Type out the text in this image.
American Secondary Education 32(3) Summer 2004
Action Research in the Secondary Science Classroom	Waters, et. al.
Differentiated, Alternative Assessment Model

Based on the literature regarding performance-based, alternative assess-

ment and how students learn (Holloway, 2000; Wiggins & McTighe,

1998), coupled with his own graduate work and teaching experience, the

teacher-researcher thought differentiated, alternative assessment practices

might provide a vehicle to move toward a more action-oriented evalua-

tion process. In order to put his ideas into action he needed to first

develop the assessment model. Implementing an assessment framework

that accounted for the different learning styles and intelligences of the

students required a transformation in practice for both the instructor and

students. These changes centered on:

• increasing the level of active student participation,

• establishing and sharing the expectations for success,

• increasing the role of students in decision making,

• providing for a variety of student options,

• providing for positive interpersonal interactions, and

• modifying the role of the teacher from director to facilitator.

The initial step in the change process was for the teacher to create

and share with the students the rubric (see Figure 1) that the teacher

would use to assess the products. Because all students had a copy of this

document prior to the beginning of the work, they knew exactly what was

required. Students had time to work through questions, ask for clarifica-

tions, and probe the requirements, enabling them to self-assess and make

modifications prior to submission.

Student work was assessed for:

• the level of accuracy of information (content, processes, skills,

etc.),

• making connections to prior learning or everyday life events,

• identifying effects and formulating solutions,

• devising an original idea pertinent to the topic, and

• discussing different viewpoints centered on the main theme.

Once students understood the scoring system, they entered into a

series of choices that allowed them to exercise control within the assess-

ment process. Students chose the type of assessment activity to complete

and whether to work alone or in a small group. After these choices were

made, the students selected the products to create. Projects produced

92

-=-=-

Find the string "prior" in the entries above and return each line that holds it.

■ **Written reply**
document prior to the beginning of the work, they knew exactly what was
modifications prior to submission.
• making connections to prior learning or everyday life events,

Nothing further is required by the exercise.